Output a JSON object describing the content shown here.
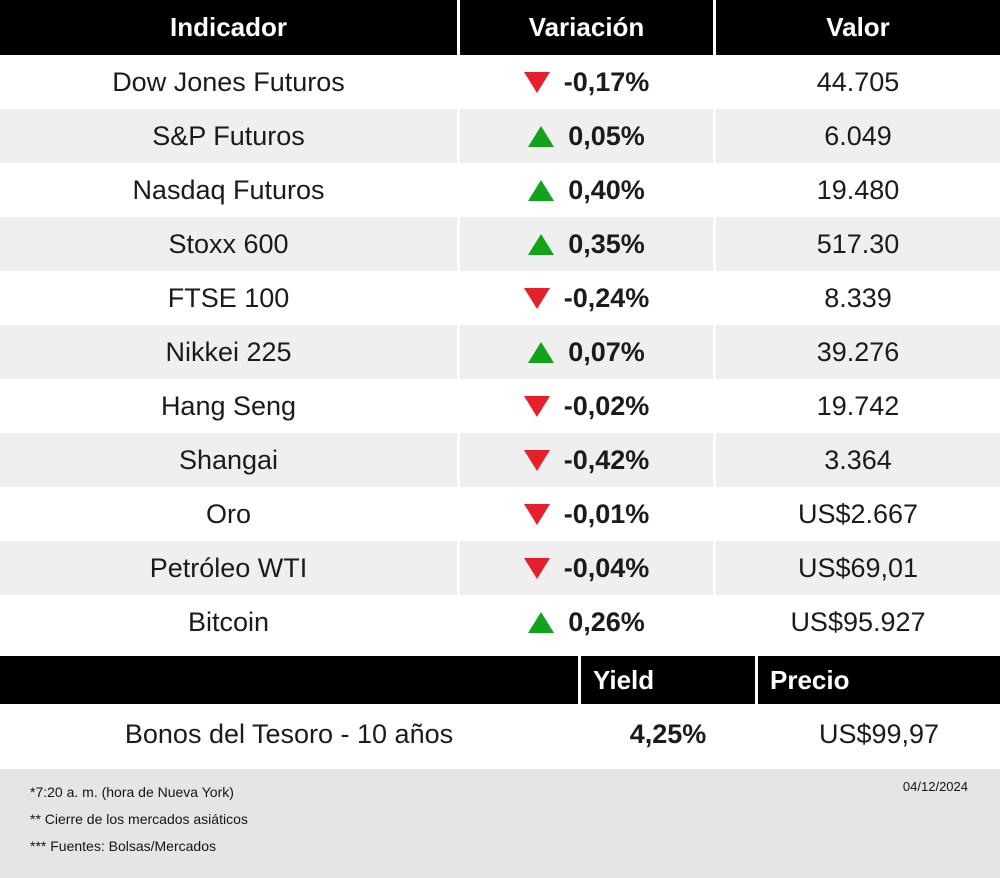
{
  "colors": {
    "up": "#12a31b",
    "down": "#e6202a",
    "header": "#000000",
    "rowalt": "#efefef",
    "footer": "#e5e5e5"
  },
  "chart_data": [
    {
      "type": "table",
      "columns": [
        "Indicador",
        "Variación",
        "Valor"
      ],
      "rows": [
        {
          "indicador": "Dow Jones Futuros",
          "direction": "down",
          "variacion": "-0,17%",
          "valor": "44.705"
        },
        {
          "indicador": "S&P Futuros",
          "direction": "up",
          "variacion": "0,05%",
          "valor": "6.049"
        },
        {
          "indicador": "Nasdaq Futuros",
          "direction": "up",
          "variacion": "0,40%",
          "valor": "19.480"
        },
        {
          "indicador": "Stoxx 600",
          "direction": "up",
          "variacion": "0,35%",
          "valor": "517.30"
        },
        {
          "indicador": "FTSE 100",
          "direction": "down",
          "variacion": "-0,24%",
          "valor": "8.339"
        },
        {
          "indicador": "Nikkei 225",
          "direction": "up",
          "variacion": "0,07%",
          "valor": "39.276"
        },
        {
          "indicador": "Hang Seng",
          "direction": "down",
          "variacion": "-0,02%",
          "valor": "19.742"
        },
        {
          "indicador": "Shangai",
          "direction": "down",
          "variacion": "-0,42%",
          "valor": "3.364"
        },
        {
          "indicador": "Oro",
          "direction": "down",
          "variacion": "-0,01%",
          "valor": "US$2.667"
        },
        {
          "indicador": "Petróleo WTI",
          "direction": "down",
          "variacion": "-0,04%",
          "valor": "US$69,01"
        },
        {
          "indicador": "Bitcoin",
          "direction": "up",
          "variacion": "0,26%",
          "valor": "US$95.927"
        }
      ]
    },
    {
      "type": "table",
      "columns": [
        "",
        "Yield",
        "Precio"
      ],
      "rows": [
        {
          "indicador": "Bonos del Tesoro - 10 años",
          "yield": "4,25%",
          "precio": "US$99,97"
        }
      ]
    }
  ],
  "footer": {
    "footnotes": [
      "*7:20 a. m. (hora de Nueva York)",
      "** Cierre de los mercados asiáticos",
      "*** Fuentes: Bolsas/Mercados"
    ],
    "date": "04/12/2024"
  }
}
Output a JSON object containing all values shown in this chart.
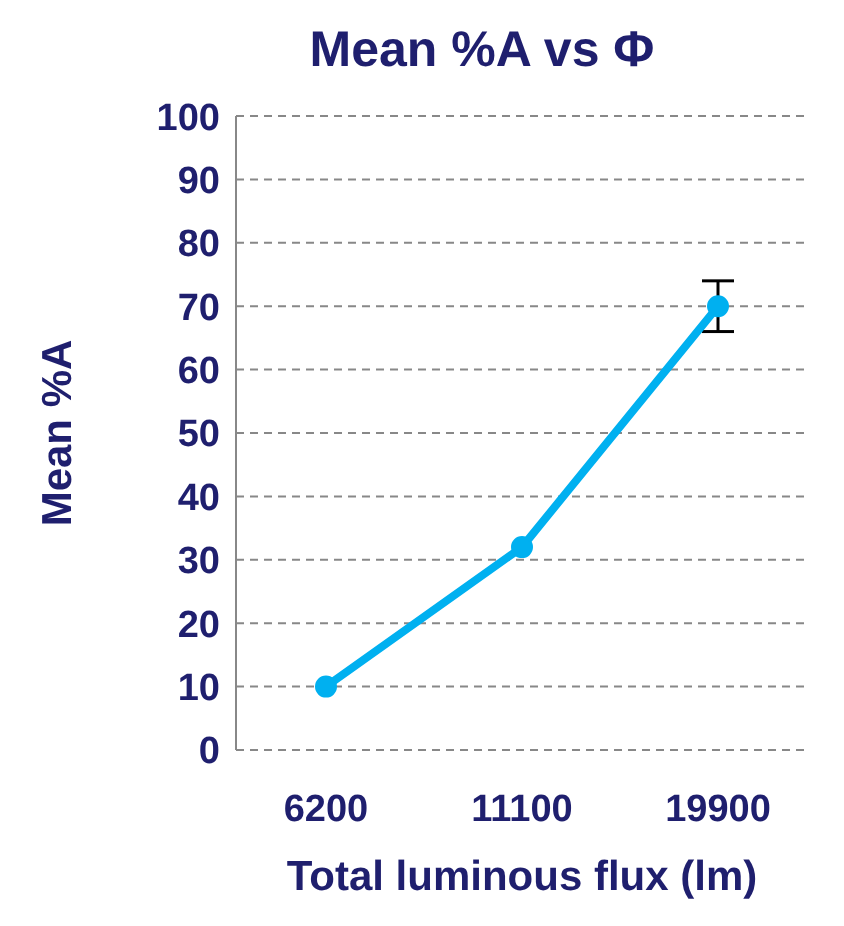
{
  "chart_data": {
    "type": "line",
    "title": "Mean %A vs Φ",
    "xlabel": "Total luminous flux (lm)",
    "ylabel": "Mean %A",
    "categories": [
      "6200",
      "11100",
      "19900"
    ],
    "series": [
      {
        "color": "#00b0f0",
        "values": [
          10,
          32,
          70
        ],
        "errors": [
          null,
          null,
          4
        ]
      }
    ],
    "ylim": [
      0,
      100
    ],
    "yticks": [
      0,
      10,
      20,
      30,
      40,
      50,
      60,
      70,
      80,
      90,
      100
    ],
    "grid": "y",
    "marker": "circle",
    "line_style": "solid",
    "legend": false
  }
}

**Written request:** Working from the line that contains "Output a JSON object containing" to the last line of the listing, please quote each line exactly, pictures excluded.

**Response to this task:**
Output a JSON object containing all values shown in this chart.
{
  "chart_data": {
    "type": "line",
    "title": "Mean %A vs Φ",
    "xlabel": "Total luminous flux (lm)",
    "ylabel": "Mean %A",
    "categories": [
      "6200",
      "11100",
      "19900"
    ],
    "series": [
      {
        "color": "#00b0f0",
        "values": [
          10,
          32,
          70
        ],
        "errors": [
          null,
          null,
          4
        ]
      }
    ],
    "ylim": [
      0,
      100
    ],
    "yticks": [
      0,
      10,
      20,
      30,
      40,
      50,
      60,
      70,
      80,
      90,
      100
    ],
    "grid": "y",
    "marker": "circle",
    "line_style": "solid",
    "legend": false
  }
}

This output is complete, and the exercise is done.